* START PROVIDED INFORMATION *
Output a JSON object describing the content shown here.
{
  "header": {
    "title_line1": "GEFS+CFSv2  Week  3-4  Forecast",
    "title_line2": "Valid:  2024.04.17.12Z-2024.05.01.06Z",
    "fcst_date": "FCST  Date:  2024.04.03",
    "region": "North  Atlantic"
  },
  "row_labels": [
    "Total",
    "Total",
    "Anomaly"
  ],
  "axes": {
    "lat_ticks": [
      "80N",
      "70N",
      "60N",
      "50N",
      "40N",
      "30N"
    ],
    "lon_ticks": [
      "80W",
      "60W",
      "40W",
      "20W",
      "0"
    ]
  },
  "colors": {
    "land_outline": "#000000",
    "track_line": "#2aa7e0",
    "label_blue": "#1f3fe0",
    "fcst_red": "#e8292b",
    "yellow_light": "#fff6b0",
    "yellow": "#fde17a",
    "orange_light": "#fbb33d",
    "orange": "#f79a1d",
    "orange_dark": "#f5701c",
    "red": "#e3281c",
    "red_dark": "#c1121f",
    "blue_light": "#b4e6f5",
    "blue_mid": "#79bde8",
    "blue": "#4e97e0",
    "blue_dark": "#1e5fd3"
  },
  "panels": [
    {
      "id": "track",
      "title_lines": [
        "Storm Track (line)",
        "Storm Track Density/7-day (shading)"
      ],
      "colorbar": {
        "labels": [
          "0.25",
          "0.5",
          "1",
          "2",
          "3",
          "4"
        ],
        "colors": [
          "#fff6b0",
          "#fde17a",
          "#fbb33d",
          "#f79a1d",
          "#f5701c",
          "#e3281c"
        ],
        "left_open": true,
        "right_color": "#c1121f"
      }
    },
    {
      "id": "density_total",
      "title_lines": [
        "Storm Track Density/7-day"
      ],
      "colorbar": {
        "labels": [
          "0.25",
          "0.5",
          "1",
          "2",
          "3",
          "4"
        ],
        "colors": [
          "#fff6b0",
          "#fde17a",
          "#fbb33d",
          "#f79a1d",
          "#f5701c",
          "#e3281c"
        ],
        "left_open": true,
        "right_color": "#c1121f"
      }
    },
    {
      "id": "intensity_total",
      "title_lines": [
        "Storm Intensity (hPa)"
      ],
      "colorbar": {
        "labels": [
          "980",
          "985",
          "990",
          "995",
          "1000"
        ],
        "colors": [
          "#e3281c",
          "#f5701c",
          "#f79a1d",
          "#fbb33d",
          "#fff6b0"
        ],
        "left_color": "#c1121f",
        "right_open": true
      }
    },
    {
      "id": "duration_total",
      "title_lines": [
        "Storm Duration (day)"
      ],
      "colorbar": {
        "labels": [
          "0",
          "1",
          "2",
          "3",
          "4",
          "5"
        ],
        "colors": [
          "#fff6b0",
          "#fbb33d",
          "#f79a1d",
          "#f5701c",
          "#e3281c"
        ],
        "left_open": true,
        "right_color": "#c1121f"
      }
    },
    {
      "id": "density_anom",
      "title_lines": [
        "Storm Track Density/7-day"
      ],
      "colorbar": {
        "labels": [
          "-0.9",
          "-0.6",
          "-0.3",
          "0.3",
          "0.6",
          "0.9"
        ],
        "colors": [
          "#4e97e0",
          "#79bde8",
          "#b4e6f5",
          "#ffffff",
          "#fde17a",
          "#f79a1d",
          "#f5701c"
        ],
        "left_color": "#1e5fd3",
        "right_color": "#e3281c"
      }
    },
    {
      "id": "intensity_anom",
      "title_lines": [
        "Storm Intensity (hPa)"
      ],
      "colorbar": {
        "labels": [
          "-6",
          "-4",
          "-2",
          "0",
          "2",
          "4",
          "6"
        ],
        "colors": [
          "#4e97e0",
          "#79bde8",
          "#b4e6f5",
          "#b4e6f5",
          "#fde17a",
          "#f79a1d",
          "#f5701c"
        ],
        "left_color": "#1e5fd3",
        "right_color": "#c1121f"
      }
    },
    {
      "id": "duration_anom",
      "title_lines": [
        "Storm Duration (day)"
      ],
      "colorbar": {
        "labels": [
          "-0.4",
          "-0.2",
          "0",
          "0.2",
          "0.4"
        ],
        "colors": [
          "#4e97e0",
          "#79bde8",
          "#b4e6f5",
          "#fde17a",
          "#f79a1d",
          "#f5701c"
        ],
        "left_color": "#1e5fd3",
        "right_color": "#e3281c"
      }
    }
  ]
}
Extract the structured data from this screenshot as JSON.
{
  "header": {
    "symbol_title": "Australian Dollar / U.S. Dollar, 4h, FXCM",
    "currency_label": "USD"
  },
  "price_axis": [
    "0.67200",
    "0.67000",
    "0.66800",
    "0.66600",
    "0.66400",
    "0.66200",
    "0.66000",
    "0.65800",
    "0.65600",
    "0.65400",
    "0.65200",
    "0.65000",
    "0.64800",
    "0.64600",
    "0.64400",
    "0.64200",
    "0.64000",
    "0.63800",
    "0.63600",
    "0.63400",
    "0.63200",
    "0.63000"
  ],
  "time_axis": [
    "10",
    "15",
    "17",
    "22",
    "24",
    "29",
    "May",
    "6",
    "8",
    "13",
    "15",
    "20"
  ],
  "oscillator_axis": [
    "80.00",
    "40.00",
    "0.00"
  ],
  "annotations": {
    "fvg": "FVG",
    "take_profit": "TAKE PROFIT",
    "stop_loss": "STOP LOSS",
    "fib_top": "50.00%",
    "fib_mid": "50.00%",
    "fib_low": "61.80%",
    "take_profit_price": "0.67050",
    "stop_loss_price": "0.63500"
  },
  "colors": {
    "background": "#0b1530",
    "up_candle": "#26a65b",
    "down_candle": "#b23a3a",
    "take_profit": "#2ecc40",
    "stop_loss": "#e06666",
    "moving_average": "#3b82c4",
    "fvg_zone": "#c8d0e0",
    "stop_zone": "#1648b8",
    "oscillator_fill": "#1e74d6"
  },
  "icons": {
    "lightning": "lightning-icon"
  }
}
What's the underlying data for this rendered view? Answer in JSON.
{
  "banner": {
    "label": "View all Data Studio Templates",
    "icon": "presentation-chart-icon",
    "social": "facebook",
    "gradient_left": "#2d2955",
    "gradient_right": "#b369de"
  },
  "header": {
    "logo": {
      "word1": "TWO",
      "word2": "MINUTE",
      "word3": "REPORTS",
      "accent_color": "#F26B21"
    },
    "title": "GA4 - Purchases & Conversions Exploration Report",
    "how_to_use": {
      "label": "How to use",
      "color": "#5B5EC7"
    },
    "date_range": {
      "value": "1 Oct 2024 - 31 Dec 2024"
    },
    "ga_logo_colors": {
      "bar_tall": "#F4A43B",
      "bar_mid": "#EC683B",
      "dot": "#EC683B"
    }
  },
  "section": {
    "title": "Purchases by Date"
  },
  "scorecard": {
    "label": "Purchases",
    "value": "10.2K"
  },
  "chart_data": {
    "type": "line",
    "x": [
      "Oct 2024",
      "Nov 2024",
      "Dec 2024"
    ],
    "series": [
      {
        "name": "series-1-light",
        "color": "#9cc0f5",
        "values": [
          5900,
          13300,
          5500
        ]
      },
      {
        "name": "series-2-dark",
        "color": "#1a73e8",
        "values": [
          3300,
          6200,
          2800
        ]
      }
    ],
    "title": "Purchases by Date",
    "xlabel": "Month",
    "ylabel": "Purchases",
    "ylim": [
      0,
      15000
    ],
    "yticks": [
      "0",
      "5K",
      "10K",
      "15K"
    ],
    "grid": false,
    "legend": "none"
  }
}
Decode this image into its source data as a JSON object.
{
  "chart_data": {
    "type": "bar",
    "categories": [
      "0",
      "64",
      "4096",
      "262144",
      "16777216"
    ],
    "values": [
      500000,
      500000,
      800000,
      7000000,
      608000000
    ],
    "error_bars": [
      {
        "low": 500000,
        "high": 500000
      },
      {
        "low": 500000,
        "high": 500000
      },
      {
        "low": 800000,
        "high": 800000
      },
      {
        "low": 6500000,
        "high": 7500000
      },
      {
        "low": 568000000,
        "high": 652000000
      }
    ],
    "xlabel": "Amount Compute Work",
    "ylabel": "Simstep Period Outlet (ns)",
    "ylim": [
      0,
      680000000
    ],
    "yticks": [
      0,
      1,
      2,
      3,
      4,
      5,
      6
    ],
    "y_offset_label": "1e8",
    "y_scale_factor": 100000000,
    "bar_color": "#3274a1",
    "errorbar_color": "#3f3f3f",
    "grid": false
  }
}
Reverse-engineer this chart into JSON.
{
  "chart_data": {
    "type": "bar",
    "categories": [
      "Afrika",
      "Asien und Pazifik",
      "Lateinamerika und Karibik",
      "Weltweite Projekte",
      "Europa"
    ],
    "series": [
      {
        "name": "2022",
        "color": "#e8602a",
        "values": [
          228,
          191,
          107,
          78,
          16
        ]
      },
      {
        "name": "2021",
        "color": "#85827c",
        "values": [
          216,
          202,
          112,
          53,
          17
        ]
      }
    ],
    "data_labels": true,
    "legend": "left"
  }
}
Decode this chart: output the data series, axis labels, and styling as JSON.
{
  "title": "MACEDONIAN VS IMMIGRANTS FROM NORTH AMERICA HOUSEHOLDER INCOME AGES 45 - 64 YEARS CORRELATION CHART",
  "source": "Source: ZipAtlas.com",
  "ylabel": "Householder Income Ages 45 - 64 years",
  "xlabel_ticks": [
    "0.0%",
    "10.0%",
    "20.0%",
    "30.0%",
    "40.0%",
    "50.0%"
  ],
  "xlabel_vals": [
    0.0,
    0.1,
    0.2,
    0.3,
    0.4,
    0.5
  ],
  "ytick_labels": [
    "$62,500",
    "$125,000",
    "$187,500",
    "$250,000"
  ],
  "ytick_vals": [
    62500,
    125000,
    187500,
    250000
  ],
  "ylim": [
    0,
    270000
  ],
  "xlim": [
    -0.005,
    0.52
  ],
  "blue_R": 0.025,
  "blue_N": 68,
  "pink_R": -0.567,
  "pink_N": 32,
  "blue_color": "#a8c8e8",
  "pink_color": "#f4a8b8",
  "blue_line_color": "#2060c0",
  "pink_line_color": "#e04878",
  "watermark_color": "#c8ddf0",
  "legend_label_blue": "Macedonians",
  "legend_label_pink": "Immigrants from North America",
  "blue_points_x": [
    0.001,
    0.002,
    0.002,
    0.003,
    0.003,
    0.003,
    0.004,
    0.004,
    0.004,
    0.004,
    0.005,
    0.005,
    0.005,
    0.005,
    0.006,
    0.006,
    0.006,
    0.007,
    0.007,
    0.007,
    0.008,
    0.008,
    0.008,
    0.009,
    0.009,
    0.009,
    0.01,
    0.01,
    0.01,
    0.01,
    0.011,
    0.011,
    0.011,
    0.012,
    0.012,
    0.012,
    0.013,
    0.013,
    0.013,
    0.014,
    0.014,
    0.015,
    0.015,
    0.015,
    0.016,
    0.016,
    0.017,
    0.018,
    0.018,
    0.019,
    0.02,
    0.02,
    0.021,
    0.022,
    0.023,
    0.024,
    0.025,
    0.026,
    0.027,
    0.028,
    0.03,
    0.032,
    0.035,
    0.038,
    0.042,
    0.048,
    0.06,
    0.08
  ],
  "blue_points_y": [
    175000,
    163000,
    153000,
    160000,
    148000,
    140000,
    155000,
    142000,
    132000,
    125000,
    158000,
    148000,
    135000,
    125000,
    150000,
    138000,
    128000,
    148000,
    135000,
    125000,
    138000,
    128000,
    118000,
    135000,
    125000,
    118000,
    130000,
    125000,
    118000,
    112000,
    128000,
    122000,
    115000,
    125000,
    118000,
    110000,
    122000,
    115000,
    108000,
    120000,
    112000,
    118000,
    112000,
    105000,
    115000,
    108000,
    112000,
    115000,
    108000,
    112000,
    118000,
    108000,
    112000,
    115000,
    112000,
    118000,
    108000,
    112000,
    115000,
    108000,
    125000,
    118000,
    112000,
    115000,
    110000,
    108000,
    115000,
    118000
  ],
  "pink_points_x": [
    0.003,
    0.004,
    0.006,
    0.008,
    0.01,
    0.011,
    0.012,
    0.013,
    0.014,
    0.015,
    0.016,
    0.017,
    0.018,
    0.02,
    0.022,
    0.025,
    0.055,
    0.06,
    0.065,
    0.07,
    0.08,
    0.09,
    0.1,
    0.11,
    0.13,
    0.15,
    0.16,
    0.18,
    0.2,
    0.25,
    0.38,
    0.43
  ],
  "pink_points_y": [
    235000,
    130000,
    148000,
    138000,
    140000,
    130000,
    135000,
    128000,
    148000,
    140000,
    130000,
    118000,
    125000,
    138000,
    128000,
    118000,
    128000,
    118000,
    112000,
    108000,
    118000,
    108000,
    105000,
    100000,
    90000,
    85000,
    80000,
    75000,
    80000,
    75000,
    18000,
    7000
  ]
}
* END PROVIDED INFORMATION *
▶ **GIVEN REQUEST**: Say how many lines in this material hold "high", and say nothing else.

▶ **TASK ANSWER**: 5